-- Objective --
Reproduce all of the data exactly.

-- Supplied data --
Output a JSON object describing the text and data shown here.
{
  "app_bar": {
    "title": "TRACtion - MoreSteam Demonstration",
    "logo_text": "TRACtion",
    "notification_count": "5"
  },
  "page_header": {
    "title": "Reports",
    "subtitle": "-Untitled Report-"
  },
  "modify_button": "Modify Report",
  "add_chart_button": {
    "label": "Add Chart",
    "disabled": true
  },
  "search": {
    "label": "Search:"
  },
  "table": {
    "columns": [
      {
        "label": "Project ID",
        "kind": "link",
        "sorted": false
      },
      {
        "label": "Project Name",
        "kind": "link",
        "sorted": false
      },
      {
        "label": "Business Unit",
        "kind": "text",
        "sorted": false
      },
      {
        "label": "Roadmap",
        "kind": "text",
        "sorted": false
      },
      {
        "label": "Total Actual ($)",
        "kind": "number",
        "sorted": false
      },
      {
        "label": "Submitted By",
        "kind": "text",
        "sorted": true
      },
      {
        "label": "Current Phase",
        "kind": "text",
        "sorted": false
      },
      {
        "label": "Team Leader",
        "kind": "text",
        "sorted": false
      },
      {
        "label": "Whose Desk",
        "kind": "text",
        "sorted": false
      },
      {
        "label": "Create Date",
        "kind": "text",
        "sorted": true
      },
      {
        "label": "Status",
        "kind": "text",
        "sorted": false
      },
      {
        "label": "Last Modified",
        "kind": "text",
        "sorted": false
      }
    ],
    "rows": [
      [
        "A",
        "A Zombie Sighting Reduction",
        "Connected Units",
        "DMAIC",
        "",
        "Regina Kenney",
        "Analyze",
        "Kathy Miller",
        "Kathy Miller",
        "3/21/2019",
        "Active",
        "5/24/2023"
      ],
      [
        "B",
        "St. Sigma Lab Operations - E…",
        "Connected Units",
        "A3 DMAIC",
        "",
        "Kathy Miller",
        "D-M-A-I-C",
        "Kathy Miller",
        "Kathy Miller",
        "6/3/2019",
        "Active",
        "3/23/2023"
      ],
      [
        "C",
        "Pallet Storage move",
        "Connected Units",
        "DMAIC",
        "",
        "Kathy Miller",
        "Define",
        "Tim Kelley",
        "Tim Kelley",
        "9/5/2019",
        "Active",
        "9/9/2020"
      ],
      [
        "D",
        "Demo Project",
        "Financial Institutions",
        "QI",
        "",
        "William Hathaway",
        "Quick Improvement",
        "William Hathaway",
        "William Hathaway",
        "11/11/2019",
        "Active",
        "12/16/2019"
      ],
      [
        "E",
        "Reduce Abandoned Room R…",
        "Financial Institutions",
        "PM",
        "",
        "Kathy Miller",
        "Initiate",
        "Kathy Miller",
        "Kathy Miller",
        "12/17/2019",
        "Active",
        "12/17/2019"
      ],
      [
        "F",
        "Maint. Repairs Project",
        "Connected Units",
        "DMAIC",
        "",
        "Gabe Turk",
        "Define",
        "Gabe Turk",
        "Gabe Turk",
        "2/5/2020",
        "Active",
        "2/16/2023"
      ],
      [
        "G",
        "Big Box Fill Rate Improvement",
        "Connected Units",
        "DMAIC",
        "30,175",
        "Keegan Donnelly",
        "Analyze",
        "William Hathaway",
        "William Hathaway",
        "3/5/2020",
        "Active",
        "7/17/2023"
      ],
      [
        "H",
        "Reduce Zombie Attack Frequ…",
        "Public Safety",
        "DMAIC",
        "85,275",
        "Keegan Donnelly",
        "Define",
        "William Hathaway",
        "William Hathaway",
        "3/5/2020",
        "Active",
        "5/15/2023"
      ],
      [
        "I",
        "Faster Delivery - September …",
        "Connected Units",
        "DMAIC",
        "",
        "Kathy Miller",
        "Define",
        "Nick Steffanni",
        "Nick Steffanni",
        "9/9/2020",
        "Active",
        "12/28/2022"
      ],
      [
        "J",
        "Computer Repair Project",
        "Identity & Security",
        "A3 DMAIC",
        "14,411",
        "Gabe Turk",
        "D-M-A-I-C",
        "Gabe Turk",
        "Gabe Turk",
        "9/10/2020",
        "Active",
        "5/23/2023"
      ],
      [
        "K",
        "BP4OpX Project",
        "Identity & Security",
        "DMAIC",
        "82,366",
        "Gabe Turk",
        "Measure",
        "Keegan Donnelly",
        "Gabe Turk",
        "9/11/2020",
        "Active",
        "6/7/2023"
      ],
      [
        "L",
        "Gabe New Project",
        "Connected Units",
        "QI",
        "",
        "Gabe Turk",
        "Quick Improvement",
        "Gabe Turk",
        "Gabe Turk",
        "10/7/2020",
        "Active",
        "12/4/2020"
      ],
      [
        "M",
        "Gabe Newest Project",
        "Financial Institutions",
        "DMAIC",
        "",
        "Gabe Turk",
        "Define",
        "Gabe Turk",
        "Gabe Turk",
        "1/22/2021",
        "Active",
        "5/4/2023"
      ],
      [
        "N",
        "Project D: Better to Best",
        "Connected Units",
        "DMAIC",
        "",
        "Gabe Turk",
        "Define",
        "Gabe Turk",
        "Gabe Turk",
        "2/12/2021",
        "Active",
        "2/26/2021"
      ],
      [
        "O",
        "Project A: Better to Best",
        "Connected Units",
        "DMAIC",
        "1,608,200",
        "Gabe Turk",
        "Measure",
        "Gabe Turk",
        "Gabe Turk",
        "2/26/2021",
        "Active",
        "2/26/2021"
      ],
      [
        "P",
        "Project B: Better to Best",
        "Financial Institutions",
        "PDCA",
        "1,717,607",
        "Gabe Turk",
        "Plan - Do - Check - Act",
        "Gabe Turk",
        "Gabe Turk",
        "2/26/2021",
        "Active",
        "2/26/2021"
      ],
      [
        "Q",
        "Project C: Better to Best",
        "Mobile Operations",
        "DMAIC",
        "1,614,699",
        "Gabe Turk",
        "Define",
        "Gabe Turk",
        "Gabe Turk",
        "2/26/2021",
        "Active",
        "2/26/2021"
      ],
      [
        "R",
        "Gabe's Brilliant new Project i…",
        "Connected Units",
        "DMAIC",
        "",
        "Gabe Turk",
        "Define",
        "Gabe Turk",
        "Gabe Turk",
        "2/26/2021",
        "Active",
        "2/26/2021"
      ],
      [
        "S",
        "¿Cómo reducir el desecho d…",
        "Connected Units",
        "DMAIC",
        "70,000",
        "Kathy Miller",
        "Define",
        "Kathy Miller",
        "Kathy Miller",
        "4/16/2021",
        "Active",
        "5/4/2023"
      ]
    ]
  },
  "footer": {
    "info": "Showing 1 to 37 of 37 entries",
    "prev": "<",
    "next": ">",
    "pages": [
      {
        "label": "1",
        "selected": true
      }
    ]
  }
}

-- Written response --
Output a JSON object describing the text and data shown here.
{
  "app_bar": {
    "title": "TRACtion - MoreSteam Demonstration",
    "logo_text": "TRACtion",
    "notification_count": "5"
  },
  "page_header": {
    "title": "Reports",
    "subtitle": "-Untitled Report-"
  },
  "modify_button": "Modify Report",
  "add_chart_button": {
    "label": "Add Chart",
    "disabled": true
  },
  "search": {
    "label": "Search:"
  },
  "table": {
    "columns": [
      {
        "label": "Project ID",
        "kind": "link",
        "sorted": false
      },
      {
        "label": "Project Name",
        "kind": "link",
        "sorted": false
      },
      {
        "label": "Business Unit",
        "kind": "text",
        "sorted": false
      },
      {
        "label": "Roadmap",
        "kind": "text",
        "sorted": false
      },
      {
        "label": "Total Actual ($)",
        "kind": "number",
        "sorted": false
      },
      {
        "label": "Submitted By",
        "kind": "text",
        "sorted": true
      },
      {
        "label": "Current Phase",
        "kind": "text",
        "sorted": false
      },
      {
        "label": "Team Leader",
        "kind": "text",
        "sorted": false
      },
      {
        "label": "Whose Desk",
        "kind": "text",
        "sorted": false
      },
      {
        "label": "Create Date",
        "kind": "text",
        "sorted": true
      },
      {
        "label": "Status",
        "kind": "text",
        "sorted": false
      },
      {
        "label": "Last Modified",
        "kind": "text",
        "sorted": false
      }
    ],
    "rows": [
      [
        "A",
        "A Zombie Sighting Reduction",
        "Connected Units",
        "DMAIC",
        "",
        "Regina Kenney",
        "Analyze",
        "Kathy Miller",
        "Kathy Miller",
        "3/21/2019",
        "Active",
        "5/24/2023"
      ],
      [
        "B",
        "St. Sigma Lab Operations - E…",
        "Connected Units",
        "A3 DMAIC",
        "",
        "Kathy Miller",
        "D-M-A-I-C",
        "Kathy Miller",
        "Kathy Miller",
        "6/3/2019",
        "Active",
        "3/23/2023"
      ],
      [
        "C",
        "Pallet Storage move",
        "Connected Units",
        "DMAIC",
        "",
        "Kathy Miller",
        "Define",
        "Tim Kelley",
        "Tim Kelley",
        "9/5/2019",
        "Active",
        "9/9/2020"
      ],
      [
        "D",
        "Demo Project",
        "Financial Institutions",
        "QI",
        "",
        "William Hathaway",
        "Quick Improvement",
        "William Hathaway",
        "William Hathaway",
        "11/11/2019",
        "Active",
        "12/16/2019"
      ],
      [
        "E",
        "Reduce Abandoned Room R…",
        "Financial Institutions",
        "PM",
        "",
        "Kathy Miller",
        "Initiate",
        "Kathy Miller",
        "Kathy Miller",
        "12/17/2019",
        "Active",
        "12/17/2019"
      ],
      [
        "F",
        "Maint. Repairs Project",
        "Connected Units",
        "DMAIC",
        "",
        "Gabe Turk",
        "Define",
        "Gabe Turk",
        "Gabe Turk",
        "2/5/2020",
        "Active",
        "2/16/2023"
      ],
      [
        "G",
        "Big Box Fill Rate Improvement",
        "Connected Units",
        "DMAIC",
        "30,175",
        "Keegan Donnelly",
        "Analyze",
        "William Hathaway",
        "William Hathaway",
        "3/5/2020",
        "Active",
        "7/17/2023"
      ],
      [
        "H",
        "Reduce Zombie Attack Frequ…",
        "Public Safety",
        "DMAIC",
        "85,275",
        "Keegan Donnelly",
        "Define",
        "William Hathaway",
        "William Hathaway",
        "3/5/2020",
        "Active",
        "5/15/2023"
      ],
      [
        "I",
        "Faster Delivery - September …",
        "Connected Units",
        "DMAIC",
        "",
        "Kathy Miller",
        "Define",
        "Nick Steffanni",
        "Nick Steffanni",
        "9/9/2020",
        "Active",
        "12/28/2022"
      ],
      [
        "J",
        "Computer Repair Project",
        "Identity & Security",
        "A3 DMAIC",
        "14,411",
        "Gabe Turk",
        "D-M-A-I-C",
        "Gabe Turk",
        "Gabe Turk",
        "9/10/2020",
        "Active",
        "5/23/2023"
      ],
      [
        "K",
        "BP4OpX Project",
        "Identity & Security",
        "DMAIC",
        "82,366",
        "Gabe Turk",
        "Measure",
        "Keegan Donnelly",
        "Gabe Turk",
        "9/11/2020",
        "Active",
        "6/7/2023"
      ],
      [
        "L",
        "Gabe New Project",
        "Connected Units",
        "QI",
        "",
        "Gabe Turk",
        "Quick Improvement",
        "Gabe Turk",
        "Gabe Turk",
        "10/7/2020",
        "Active",
        "12/4/2020"
      ],
      [
        "M",
        "Gabe Newest Project",
        "Financial Institutions",
        "DMAIC",
        "",
        "Gabe Turk",
        "Define",
        "Gabe Turk",
        "Gabe Turk",
        "1/22/2021",
        "Active",
        "5/4/2023"
      ],
      [
        "N",
        "Project D: Better to Best",
        "Connected Units",
        "DMAIC",
        "",
        "Gabe Turk",
        "Define",
        "Gabe Turk",
        "Gabe Turk",
        "2/12/2021",
        "Active",
        "2/26/2021"
      ],
      [
        "O",
        "Project A: Better to Best",
        "Connected Units",
        "DMAIC",
        "1,608,200",
        "Gabe Turk",
        "Measure",
        "Gabe Turk",
        "Gabe Turk",
        "2/26/2021",
        "Active",
        "2/26/2021"
      ],
      [
        "P",
        "Project B: Better to Best",
        "Financial Institutions",
        "PDCA",
        "1,717,607",
        "Gabe Turk",
        "Plan - Do - Check - Act",
        "Gabe Turk",
        "Gabe Turk",
        "2/26/2021",
        "Active",
        "2/26/2021"
      ],
      [
        "Q",
        "Project C: Better to Best",
        "Mobile Operations",
        "DMAIC",
        "1,614,699",
        "Gabe Turk",
        "Define",
        "Gabe Turk",
        "Gabe Turk",
        "2/26/2021",
        "Active",
        "2/26/2021"
      ],
      [
        "R",
        "Gabe's Brilliant new Project i…",
        "Connected Units",
        "DMAIC",
        "",
        "Gabe Turk",
        "Define",
        "Gabe Turk",
        "Gabe Turk",
        "2/26/2021",
        "Active",
        "2/26/2021"
      ],
      [
        "S",
        "¿Cómo reducir el desecho d…",
        "Connected Units",
        "DMAIC",
        "70,000",
        "Kathy Miller",
        "Define",
        "Kathy Miller",
        "Kathy Miller",
        "4/16/2021",
        "Active",
        "5/4/2023"
      ]
    ]
  },
  "footer": {
    "info": "Showing 1 to 37 of 37 entries",
    "prev": "<",
    "next": ">",
    "pages": [
      {
        "label": "1",
        "selected": true
      }
    ]
  }
}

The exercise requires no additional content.